Saved data entries
+ + + +

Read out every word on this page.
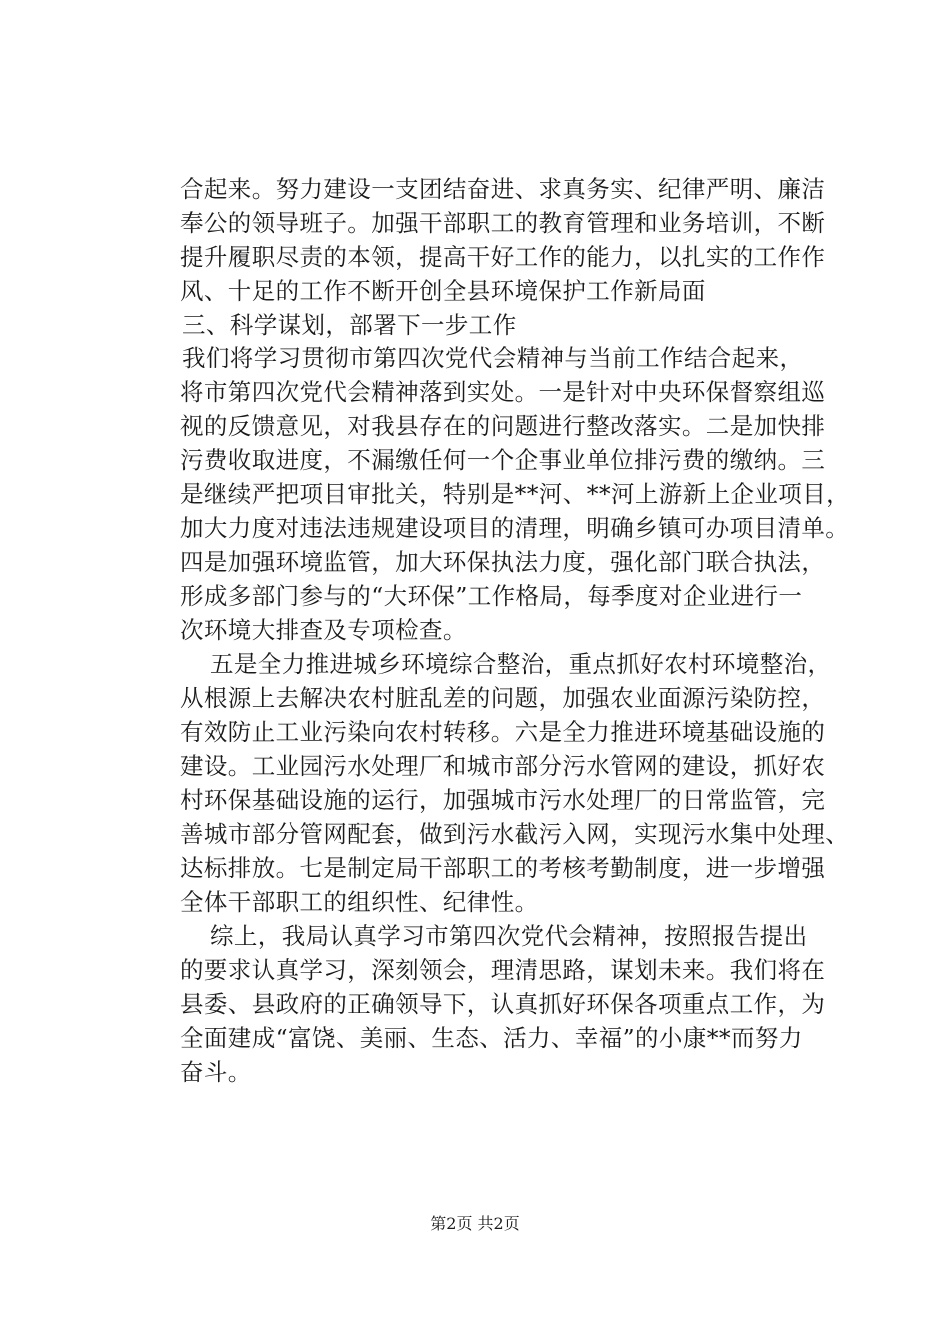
合起来。努力建设一支团结奋进、求真务实、纪律严明、廉洁
奉公的领导班子。加强干部职工的教育管理和业务培训，不断
提升履职尽责的本领，提高干好工作的能力，以扎实的工作作
风、十足的工作不断开创全县环境保护工作新局面
三、科学谋划，部署下一步工作
我们将学习贯彻市第四次党代会精神与当前工作结合起来，
将市第四次党代会精神落到实处。一是针对中央环保督察组巡
视的反馈意见，对我县存在的问题进行整改落实。二是加快排
污费收取进度，不漏缴任何一个企事业单位排污费的缴纳。三
是继续严把项目审批关，特别是**河、**河上游新上企业项目，
加大力度对违法违规建设项目的清理，明确乡镇可办项目清单。
四是加强环境监管，加大环保执法力度，强化部门联合执法，
形成多部门参与的“大环保”工作格局，每季度对企业进行一
次环境大排查及专项检查。
五是全力推进城乡环境综合整治，重点抓好农村环境整治，
从根源上去解决农村脏乱差的问题，加强农业面源污染防控，
有效防止工业污染向农村转移。六是全力推进环境基础设施的
建设。工业园污水处理厂和城市部分污水管网的建设，抓好农
村环保基础设施的运行，加强城市污水处理厂的日常监管，完
善城市部分管网配套，做到污水截污入网，实现污水集中处理、
达标排放。七是制定局干部职工的考核考勤制度，进一步增强
全体干部职工的组织性、纪律性。
综上，我局认真学习市第四次党代会精神，按照报告提出
的要求认真学习，深刻领会，理清思路，谋划未来。我们将在
县委、县政府的正确领导下，认真抓好环保各项重点工作，为
全面建成“富饶、美丽、生态、活力、幸福”的小康**而努力
奋斗。
第2页 共2页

+ + + +

What to do
Every line above should be returned exactly; the pictures stay out.

Exercise response
Read out every word on this page.
合起来。努力建设一支团结奋进、求真务实、纪律严明、廉洁
奉公的领导班子。加强干部职工的教育管理和业务培训，不断
提升履职尽责的本领，提高干好工作的能力，以扎实的工作作
风、十足的工作不断开创全县环境保护工作新局面
三、科学谋划，部署下一步工作
我们将学习贯彻市第四次党代会精神与当前工作结合起来，
将市第四次党代会精神落到实处。一是针对中央环保督察组巡
视的反馈意见，对我县存在的问题进行整改落实。二是加快排
污费收取进度，不漏缴任何一个企事业单位排污费的缴纳。三
是继续严把项目审批关，特别是**河、**河上游新上企业项目，
加大力度对违法违规建设项目的清理，明确乡镇可办项目清单。
四是加强环境监管，加大环保执法力度，强化部门联合执法，
形成多部门参与的“大环保”工作格局，每季度对企业进行一
次环境大排查及专项检查。
五是全力推进城乡环境综合整治，重点抓好农村环境整治，
从根源上去解决农村脏乱差的问题，加强农业面源污染防控，
有效防止工业污染向农村转移。六是全力推进环境基础设施的
建设。工业园污水处理厂和城市部分污水管网的建设，抓好农
村环保基础设施的运行，加强城市污水处理厂的日常监管，完
善城市部分管网配套，做到污水截污入网，实现污水集中处理、
达标排放。七是制定局干部职工的考核考勤制度，进一步增强
全体干部职工的组织性、纪律性。
综上，我局认真学习市第四次党代会精神，按照报告提出
的要求认真学习，深刻领会，理清思路，谋划未来。我们将在
县委、县政府的正确领导下，认真抓好环保各项重点工作，为
全面建成“富饶、美丽、生态、活力、幸福”的小康**而努力
奋斗。
第2页 共2页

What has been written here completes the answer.